What the task asks
Copy out the records in full, word for word, without pictures.

The records
◇ ◇ ◇ ◇ ◇ ◇ ◇
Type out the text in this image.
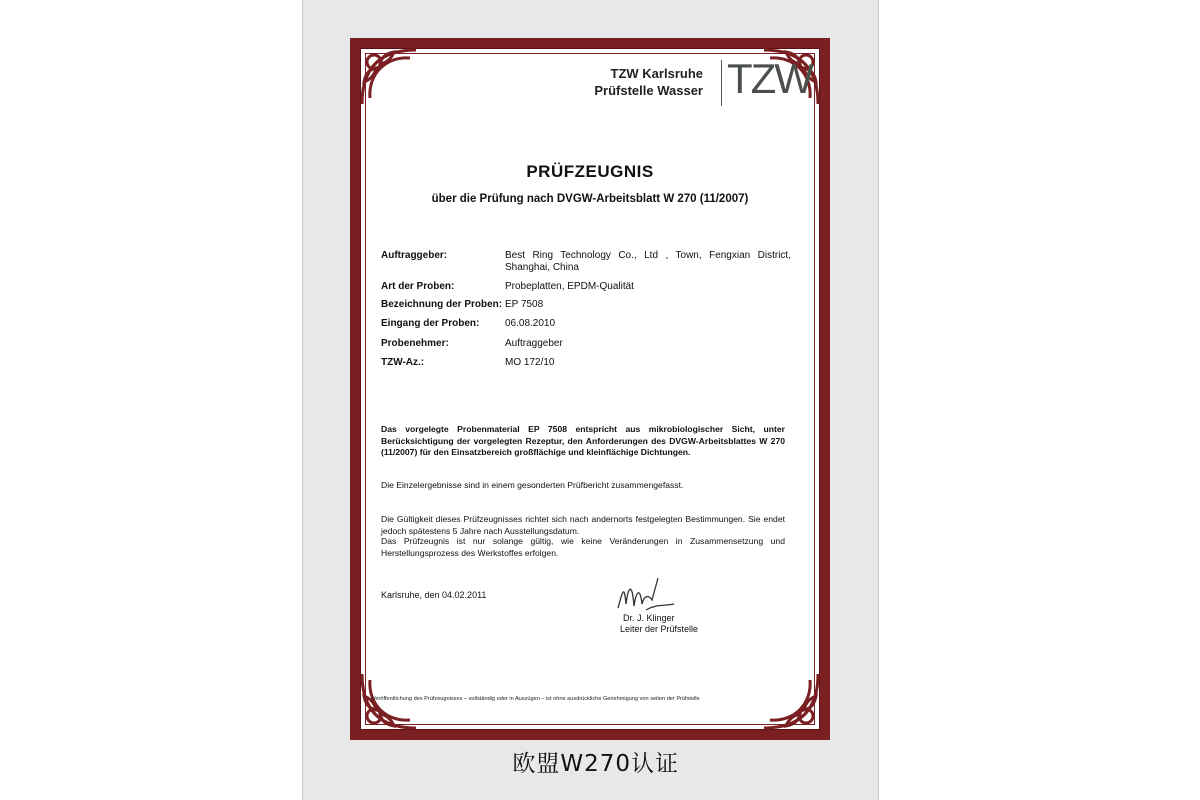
TZW Karlsruhe
Prüfstelle Wasser TZW
PRÜFZEUGNIS
über die Prüfung nach DVGW-Arbeitsblatt W 270 (11/2007)
Auftraggeber:	Best Ring Technology Co., Ltd , Town, Fengxian District, Shanghai, China
Art der Proben:	Probeplatten, EPDM-Qualität
Bezeichnung der Proben: EP 7508
Eingang der Proben:	06.08.2010
Probenehmer:	Auftraggeber
TZW-Az.:	MO 172/10
Das vorgelegte Probenmaterial EP 7508 entspricht aus mikrobiologischer Sicht, unter Berücksichtigung der vorgelegten Rezeptur, den Anforderungen des DVGW-Arbeitsblattes W 270 (11/2007) für den Einsatzbereich großflächige und kleinflächige Dichtungen.
Die Einzelergebnisse sind in einem gesonderten Prüfbericht zusammengefasst.
Die Gültigkeit dieses Prüfzeugnisses richtet sich nach andernorts festgelegten Bestimmungen. Sie endet jedoch spätestens 5 Jahre nach Ausstellungsdatum.
Das Prüfzeugnis ist nur solange gültig, wie keine Veränderungen in Zusammensetzung und Herstellungsprozess des Werkstoffes erfolgen.
Karlsruhe, den 04.02.2011
Dr. J. Klinger
Leiter der Prüfstelle
Veröffentlichung des Prüfzeugnisses – vollständig oder in Auszügen – ist ohne ausdrückliche Genehmigung von seiten der Prüfstelle
欧盟W270认证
◇ ◇ ◇ ◇ ◇ ◇ ◇
Answer to the exercise
Type out the text in this image.
TZW Karlsruhe
Prüfstelle Wasser TZW
PRÜFZEUGNIS
über die Prüfung nach DVGW-Arbeitsblatt W 270 (11/2007)
Auftraggeber:	Best Ring Technology Co., Ltd , Town, Fengxian District, Shanghai, China
Art der Proben:	Probeplatten, EPDM-Qualität
Bezeichnung der Proben: EP 7508
Eingang der Proben:	06.08.2010
Probenehmer:	Auftraggeber
TZW-Az.:	MO 172/10
Das vorgelegte Probenmaterial EP 7508 entspricht aus mikrobiologischer Sicht, unter Berücksichtigung der vorgelegten Rezeptur, den Anforderungen des DVGW-Arbeitsblattes W 270 (11/2007) für den Einsatzbereich großflächige und kleinflächige Dichtungen.
Die Einzelergebnisse sind in einem gesonderten Prüfbericht zusammengefasst.
Die Gültigkeit dieses Prüfzeugnisses richtet sich nach andernorts festgelegten Bestimmungen. Sie endet jedoch spätestens 5 Jahre nach Ausstellungsdatum.
Das Prüfzeugnis ist nur solange gültig, wie keine Veränderungen in Zusammensetzung und Herstellungsprozess des Werkstoffes erfolgen.
Karlsruhe, den 04.02.2011
Dr. J. Klinger
Leiter der Prüfstelle
Veröffentlichung des Prüfzeugnisses – vollständig oder in Auszügen – ist ohne ausdrückliche Genehmigung von seiten der Prüfstelle
欧盟W270认证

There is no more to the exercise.